Page element annotations
^^^^

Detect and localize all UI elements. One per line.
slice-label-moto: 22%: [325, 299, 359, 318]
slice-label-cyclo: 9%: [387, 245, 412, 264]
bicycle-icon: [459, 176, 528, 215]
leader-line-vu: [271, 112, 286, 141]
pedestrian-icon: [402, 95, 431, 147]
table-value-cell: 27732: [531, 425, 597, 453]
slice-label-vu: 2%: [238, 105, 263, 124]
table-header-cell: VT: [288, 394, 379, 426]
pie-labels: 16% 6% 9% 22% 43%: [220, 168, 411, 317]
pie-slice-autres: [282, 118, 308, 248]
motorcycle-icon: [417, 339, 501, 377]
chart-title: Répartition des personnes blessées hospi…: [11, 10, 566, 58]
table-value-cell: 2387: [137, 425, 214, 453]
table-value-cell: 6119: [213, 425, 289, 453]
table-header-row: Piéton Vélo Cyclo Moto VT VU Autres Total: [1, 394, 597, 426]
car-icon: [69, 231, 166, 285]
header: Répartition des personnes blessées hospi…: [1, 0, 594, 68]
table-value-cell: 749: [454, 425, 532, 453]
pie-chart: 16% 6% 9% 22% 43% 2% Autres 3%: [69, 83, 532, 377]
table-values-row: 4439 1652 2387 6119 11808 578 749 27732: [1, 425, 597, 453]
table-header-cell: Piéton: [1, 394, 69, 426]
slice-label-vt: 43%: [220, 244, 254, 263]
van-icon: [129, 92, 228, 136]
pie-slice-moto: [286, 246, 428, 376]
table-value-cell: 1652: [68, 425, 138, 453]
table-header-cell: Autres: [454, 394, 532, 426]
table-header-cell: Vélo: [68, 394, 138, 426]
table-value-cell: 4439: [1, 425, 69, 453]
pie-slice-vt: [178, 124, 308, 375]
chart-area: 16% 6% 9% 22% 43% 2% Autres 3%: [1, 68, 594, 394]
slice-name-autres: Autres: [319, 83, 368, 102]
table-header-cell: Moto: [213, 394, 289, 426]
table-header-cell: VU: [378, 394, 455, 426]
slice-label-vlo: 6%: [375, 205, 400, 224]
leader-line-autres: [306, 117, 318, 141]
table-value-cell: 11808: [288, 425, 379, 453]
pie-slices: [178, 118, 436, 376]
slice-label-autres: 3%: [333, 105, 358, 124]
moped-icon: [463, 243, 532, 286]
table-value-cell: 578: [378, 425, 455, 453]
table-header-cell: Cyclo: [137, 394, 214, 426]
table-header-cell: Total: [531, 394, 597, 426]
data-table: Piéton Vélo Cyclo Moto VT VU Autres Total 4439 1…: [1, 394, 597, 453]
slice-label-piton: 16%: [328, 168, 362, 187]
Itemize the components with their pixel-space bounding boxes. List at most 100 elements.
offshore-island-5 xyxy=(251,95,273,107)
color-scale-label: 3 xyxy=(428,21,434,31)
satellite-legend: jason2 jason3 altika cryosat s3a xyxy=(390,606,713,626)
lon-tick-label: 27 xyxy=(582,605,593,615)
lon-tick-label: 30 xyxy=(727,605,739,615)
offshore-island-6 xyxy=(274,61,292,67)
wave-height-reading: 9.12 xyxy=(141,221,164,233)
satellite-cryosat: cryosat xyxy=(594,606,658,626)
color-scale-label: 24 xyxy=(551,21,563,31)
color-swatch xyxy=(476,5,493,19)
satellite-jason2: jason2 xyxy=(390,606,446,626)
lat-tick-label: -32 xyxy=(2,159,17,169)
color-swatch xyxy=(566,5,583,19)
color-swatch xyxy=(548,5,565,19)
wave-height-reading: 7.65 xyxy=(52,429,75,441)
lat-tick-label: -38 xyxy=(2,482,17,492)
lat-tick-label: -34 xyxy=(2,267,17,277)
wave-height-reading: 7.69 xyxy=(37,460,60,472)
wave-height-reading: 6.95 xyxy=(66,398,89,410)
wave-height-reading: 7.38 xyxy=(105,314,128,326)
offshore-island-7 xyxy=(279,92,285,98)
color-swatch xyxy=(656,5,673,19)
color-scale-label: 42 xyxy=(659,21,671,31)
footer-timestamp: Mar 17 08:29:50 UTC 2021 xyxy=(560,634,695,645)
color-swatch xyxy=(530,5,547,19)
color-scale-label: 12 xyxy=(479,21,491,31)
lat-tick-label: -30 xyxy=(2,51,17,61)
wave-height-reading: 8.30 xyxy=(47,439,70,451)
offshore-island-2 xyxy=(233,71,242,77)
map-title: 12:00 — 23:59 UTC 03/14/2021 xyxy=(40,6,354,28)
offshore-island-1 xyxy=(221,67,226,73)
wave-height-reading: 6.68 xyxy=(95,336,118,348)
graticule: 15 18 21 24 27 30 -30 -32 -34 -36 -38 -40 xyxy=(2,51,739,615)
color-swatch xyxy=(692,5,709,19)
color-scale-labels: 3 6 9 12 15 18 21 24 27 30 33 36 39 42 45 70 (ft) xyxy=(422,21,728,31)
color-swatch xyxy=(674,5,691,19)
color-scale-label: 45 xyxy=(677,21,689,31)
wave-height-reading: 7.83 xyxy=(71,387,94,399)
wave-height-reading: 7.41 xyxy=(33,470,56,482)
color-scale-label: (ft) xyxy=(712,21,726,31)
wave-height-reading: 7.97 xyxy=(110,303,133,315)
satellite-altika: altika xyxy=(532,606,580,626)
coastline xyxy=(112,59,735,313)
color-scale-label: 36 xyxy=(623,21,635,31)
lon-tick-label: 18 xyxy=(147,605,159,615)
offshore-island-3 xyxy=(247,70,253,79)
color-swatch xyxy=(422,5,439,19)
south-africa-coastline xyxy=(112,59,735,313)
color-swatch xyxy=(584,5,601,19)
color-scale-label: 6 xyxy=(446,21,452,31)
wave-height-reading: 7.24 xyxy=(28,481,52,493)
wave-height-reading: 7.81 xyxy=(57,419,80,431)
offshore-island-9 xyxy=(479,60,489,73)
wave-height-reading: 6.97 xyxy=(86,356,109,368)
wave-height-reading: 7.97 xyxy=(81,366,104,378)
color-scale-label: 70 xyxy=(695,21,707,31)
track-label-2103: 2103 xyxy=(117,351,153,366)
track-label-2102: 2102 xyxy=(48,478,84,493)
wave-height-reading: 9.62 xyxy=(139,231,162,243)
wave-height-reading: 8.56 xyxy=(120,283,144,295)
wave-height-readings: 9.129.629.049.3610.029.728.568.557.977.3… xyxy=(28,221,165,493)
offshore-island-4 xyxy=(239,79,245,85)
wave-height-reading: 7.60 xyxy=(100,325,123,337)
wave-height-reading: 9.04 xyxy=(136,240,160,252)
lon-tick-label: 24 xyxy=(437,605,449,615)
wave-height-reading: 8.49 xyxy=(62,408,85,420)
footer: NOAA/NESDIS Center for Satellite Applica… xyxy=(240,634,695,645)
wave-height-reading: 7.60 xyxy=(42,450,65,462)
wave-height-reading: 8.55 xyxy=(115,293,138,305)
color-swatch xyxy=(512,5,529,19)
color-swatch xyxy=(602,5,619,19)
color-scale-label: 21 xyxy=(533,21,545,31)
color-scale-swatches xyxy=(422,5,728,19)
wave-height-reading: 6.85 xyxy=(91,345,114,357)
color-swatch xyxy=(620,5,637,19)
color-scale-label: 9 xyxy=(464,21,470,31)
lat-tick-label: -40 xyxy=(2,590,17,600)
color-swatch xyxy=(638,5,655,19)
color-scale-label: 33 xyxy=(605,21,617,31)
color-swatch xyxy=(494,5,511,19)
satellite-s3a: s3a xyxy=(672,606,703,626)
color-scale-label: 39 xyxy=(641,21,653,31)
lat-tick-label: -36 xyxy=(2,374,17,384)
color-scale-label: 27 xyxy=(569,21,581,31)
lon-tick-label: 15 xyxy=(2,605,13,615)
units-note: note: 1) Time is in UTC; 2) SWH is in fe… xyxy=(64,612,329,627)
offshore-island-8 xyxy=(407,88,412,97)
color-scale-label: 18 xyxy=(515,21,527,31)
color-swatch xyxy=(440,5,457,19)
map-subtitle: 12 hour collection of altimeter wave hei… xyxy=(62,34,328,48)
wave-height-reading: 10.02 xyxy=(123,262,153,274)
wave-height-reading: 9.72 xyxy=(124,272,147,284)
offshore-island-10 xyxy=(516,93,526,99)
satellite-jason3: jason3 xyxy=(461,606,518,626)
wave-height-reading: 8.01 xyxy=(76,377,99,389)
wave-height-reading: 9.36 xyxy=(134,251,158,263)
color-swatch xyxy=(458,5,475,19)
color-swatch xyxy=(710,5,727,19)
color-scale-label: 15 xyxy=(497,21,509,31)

^^^^

_Task directions:_ Starting at the first of the rows and ending with the line that has "Itemize the components", swap every "table-value-cell" for "table-data-cell". Give back only those lines, with everything else left unchanged.

_Written answer:_
Detect and localize all UI elements. One per line.
slice-label-moto: 22%: [325, 299, 359, 318]
slice-label-cyclo: 9%: [387, 245, 412, 264]
bicycle-icon: [459, 176, 528, 215]
leader-line-vu: [271, 112, 286, 141]
pedestrian-icon: [402, 95, 431, 147]
table-data-cell: 27732: [531, 425, 597, 453]
slice-label-vu: 2%: [238, 105, 263, 124]
table-header-cell: VT: [288, 394, 379, 426]
pie-labels: 16% 6% 9% 22% 43%: [220, 168, 411, 317]
pie-slice-autres: [282, 118, 308, 248]
motorcycle-icon: [417, 339, 501, 377]
chart-title: Répartition des personnes blessées hospi…: [11, 10, 566, 58]
table-data-cell: 2387: [137, 425, 214, 453]
table-data-cell: 6119: [213, 425, 289, 453]
table-header-row: Piéton Vélo Cyclo Moto VT VU Autres Total: [1, 394, 597, 426]
car-icon: [69, 231, 166, 285]
header: Répartition des personnes blessées hospi…: [1, 0, 594, 68]
table-data-cell: 749: [454, 425, 532, 453]
pie-chart: 16% 6% 9% 22% 43% 2% Autres 3%: [69, 83, 532, 377]
table-values-row: 4439 1652 2387 6119 11808 578 749 27732: [1, 425, 597, 453]
table-header-cell: Piéton: [1, 394, 69, 426]
slice-label-vt: 43%: [220, 244, 254, 263]
van-icon: [129, 92, 228, 136]
pie-slice-moto: [286, 246, 428, 376]
table-data-cell: 1652: [68, 425, 138, 453]
table-header-cell: Autres: [454, 394, 532, 426]
table-header-cell: Vélo: [68, 394, 138, 426]
table-data-cell: 4439: [1, 425, 69, 453]
pie-slice-vt: [178, 124, 308, 375]
chart-area: 16% 6% 9% 22% 43% 2% Autres 3%: [1, 68, 594, 394]
slice-name-autres: Autres: [319, 83, 368, 102]
table-header-cell: Moto: [213, 394, 289, 426]
table-header-cell: VU: [378, 394, 455, 426]
slice-label-vlo: 6%: [375, 205, 400, 224]
leader-line-autres: [306, 117, 318, 141]
table-data-cell: 11808: [288, 425, 379, 453]
pie-slices: [178, 118, 436, 376]
slice-label-autres: 3%: [333, 105, 358, 124]
moped-icon: [463, 243, 532, 286]
table-data-cell: 578: [378, 425, 455, 453]
table-header-cell: Cyclo: [137, 394, 214, 426]
table-header-cell: Total: [531, 394, 597, 426]
data-table: Piéton Vélo Cyclo Moto VT VU Autres Total 4439 1…: [1, 394, 597, 453]
slice-label-piton: 16%: [328, 168, 362, 187]
Itemize the components with their pixel-space bounding boxes. List at most 100 elements.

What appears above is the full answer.